(The task) Beginning with the line containing "Read out every word on this page." and ending with the last line of the records, set down every line exactly.

START Stored records

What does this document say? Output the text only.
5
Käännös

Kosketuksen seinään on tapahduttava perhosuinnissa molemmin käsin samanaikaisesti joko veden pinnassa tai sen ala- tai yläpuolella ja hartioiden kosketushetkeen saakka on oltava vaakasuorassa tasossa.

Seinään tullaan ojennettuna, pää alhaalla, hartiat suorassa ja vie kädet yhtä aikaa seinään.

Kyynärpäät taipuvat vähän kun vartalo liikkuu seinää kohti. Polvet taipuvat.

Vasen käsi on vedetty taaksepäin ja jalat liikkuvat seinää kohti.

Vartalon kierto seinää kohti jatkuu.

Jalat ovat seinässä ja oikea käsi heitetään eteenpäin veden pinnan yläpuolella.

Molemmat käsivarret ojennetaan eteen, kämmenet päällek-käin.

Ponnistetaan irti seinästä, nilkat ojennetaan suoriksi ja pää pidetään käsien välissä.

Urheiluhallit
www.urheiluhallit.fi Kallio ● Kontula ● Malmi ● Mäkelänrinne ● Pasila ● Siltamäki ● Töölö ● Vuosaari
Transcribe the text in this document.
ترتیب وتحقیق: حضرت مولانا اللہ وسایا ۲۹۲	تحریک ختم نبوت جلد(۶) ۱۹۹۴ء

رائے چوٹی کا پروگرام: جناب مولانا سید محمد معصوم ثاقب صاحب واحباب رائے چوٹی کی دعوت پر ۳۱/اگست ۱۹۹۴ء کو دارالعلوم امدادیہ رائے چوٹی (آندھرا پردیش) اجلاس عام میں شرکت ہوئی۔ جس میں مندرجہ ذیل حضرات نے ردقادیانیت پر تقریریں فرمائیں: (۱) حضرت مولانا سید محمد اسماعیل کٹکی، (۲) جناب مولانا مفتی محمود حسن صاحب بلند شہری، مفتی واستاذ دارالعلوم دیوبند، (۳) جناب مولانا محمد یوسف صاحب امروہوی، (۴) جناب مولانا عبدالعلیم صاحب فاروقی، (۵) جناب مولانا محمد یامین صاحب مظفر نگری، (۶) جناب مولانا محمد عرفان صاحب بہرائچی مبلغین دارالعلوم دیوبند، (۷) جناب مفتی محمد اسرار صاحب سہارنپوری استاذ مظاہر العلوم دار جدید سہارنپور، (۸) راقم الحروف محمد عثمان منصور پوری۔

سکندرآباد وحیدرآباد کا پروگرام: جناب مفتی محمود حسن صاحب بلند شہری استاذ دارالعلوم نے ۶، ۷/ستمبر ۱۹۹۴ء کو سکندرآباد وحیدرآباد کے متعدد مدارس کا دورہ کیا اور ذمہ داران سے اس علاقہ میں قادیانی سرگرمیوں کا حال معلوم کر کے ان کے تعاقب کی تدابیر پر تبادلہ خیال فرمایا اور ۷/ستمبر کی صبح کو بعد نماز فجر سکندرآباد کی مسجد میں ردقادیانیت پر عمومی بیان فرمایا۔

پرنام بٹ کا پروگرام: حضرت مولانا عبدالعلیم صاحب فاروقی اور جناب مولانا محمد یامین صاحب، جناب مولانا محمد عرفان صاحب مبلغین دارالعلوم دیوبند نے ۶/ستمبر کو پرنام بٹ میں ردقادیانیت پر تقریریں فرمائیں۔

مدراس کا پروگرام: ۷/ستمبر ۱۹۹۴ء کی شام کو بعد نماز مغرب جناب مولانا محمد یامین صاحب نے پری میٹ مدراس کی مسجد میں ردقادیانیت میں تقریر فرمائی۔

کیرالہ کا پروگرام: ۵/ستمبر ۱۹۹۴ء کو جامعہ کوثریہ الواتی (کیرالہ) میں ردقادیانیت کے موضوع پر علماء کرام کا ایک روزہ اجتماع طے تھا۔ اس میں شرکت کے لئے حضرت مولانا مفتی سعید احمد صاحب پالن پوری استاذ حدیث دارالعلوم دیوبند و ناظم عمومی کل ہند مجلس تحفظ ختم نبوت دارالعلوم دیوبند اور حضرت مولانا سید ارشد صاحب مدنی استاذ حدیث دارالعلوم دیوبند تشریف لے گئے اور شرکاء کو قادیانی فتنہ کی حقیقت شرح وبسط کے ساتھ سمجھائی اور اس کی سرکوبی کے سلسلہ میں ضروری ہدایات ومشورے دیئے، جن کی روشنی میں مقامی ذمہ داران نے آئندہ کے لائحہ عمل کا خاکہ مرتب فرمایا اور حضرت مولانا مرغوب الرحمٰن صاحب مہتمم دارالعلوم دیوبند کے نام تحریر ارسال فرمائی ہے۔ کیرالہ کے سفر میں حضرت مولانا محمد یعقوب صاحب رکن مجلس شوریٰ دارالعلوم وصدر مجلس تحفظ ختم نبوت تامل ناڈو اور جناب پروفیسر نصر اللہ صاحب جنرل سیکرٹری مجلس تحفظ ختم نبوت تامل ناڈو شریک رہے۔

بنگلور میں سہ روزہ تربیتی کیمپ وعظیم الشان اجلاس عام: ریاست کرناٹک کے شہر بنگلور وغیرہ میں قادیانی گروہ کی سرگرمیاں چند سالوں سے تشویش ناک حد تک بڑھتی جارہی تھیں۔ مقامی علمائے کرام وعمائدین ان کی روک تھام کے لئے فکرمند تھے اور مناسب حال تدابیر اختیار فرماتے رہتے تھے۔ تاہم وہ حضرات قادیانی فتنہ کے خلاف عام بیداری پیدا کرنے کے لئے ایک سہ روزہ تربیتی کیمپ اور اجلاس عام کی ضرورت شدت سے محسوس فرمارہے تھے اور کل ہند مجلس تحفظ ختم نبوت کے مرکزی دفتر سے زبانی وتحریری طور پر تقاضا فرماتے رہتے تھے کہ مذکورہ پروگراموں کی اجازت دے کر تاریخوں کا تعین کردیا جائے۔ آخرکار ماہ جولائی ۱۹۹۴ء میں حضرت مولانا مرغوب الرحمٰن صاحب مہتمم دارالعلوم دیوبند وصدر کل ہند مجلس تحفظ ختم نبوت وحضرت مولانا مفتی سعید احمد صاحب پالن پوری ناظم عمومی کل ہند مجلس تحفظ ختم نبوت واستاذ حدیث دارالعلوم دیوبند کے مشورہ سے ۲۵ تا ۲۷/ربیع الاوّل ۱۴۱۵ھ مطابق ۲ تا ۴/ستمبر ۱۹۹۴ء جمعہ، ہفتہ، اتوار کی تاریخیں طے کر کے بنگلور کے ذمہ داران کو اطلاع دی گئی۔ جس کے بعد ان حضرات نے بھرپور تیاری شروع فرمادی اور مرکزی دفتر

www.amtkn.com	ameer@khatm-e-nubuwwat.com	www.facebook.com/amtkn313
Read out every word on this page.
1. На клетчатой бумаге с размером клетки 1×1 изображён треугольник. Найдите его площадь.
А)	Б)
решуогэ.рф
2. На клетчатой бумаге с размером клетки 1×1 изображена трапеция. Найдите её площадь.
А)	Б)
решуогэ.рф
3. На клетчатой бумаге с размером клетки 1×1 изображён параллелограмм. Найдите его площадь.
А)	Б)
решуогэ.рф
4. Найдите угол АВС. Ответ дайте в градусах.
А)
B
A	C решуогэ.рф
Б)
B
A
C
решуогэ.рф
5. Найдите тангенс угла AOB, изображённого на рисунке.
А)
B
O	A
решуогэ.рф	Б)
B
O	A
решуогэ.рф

END Stored records

(The solution)
Read out every word on this page.
1. На клетчатой бумаге с размером клетки 1×1 изображён треугольник. Найдите его площадь.
А)	Б)
решуогэ.рф
2. На клетчатой бумаге с размером клетки 1×1 изображена трапеция. Найдите её площадь.
А)	Б)
решуогэ.рф
3. На клетчатой бумаге с размером клетки 1×1 изображён параллелограмм. Найдите его площадь.
А)	Б)
решуогэ.рф
4. Найдите угол АВС. Ответ дайте в градусах.
А)
B
A	C решуогэ.рф
Б)
B
A
C
решуогэ.рф
5. Найдите тангенс угла AOB, изображённого на рисунке.
А)
B
O	A
решуогэ.рф	Б)
B
O	A
решуогэ.рф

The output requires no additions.